> [WHAT IS EXPECTED] Below are entries to be transcribed exactly; exclude the pictures from the copy.

— begin —

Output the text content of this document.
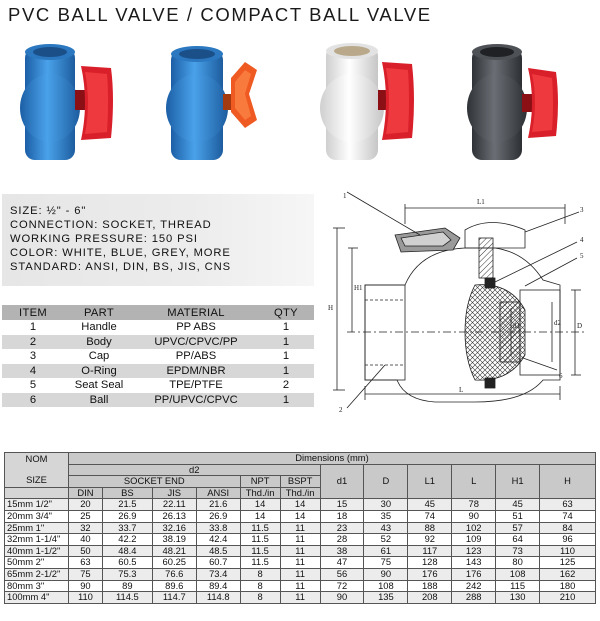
PVC BALL VALVE / COMPACT BALL VALVE
SIZE: ½" - 6"
CONNECTION: SOCKET, THREAD
WORKING PRESSURE: 150 PSI
COLOR: WHITE, BLUE, GREY, MORE
STANDARD: ANSI, DIN, BS, JIS, CNS
ITEM	PART	MATERIAL	QTY
1	Handle	PP ABS	1
2	Body	UPVC/CPVC/PP	1
3	Cap	PP/ABS	1
4	O-Ring	EPDM/NBR	1
5	Seat Seal	TPE/PTFE	2
6	Ball	PP/UPVC/CPVC	1
1
2
3
4
5
6
L1
L
H
H1
d1	d2 D
NOM
SIZE	Dimensions (mm)											
	d2						d1	D	L1	L	H1	H
	SOCKET END				NPT	BSPT						
	DIN	BS	JIS	ANSI	Thd./in	Thd./in						
15mm 1/2"	20	21.5	22.11	21.6	14	14	15	30	45	78	45	63
20mm 3/4"	25	26.9	26.13	26.9	14	14	18	35	74	90	51	74
25mm 1"	32	33.7	32.16	33.8	11.5	11	23	43	88	102	57	84
32mm 1-1/4"	40	42.2	38.19	42.4	11.5	11	28	52	92	109	64	96
40mm 1-1/2"	50	48.4	48.21	48.5	11.5	11	38	61	117	123	73	110
50mm 2"	63	60.5	60.25	60.7	11.5	11	47	75	128	143	80	125
65mm 2-1/2"	75	75.3	76.6	73.4	8	11	56	90	176	176	108	162
80mm 3"	90	89	89.6	89.4	8	11	72	108	188	242	115	180
100mm 4"	110	114.5	114.7	114.8	8	11	90	135	208	288	130	210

— end —

> [SOLUTION]
Output the text content of this document.
PVC BALL VALVE / COMPACT BALL VALVE
SIZE: ½" - 6"
CONNECTION: SOCKET, THREAD
WORKING PRESSURE: 150 PSI
COLOR: WHITE, BLUE, GREY, MORE
STANDARD: ANSI, DIN, BS, JIS, CNS
ITEM	PART	MATERIAL	QTY
1	Handle	PP ABS	1
2	Body	UPVC/CPVC/PP	1
3	Cap	PP/ABS	1
4	O-Ring	EPDM/NBR	1
5	Seat Seal	TPE/PTFE	2
6	Ball	PP/UPVC/CPVC	1
1
2
3
4
5
6
L1
L
H
H1
d1	d2 D
NOM
SIZE	Dimensions (mm)											
	d2						d1	D	L1	L	H1	H
	SOCKET END				NPT	BSPT						
	DIN	BS	JIS	ANSI	Thd./in	Thd./in						
15mm 1/2"	20	21.5	22.11	21.6	14	14	15	30	45	78	45	63
20mm 3/4"	25	26.9	26.13	26.9	14	14	18	35	74	90	51	74
25mm 1"	32	33.7	32.16	33.8	11.5	11	23	43	88	102	57	84
32mm 1-1/4"	40	42.2	38.19	42.4	11.5	11	28	52	92	109	64	96
40mm 1-1/2"	50	48.4	48.21	48.5	11.5	11	38	61	117	123	73	110
50mm 2"	63	60.5	60.25	60.7	11.5	11	47	75	128	143	80	125
65mm 2-1/2"	75	75.3	76.6	73.4	8	11	56	90	176	176	108	162
80mm 3"	90	89	89.6	89.4	8	11	72	108	188	242	115	180
100mm 4"	110	114.5	114.7	114.8	8	11	90	135	208	288	130	210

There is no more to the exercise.